● AVAILABLE RECORDS
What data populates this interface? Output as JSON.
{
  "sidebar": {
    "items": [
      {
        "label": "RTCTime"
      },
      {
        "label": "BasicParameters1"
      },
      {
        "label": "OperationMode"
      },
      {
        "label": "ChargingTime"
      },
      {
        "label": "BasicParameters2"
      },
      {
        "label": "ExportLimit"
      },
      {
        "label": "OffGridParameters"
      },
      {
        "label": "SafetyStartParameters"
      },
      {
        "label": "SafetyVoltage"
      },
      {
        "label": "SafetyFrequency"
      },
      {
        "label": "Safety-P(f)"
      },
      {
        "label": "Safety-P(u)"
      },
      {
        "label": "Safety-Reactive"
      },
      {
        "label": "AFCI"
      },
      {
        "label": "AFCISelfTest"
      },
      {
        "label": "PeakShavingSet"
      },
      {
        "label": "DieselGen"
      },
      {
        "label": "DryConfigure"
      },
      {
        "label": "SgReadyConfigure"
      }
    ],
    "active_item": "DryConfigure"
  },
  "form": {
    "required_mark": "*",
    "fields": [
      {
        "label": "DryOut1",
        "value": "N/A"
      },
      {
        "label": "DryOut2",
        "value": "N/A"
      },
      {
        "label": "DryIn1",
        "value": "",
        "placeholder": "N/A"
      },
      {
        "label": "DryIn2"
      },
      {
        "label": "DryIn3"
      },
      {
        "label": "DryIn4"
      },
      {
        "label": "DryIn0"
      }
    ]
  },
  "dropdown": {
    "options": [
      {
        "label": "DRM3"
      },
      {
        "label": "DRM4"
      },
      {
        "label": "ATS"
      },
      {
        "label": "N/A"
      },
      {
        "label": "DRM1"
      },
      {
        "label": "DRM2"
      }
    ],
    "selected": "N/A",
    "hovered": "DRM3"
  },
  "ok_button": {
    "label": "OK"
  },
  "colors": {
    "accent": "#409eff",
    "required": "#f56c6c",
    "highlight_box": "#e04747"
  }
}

● PROBLEM
Using the records above, copy each line that contains "DryConfigure".

● FINAL RESULT
        "label": "DryConfigure"
    "active_item": "DryConfigure"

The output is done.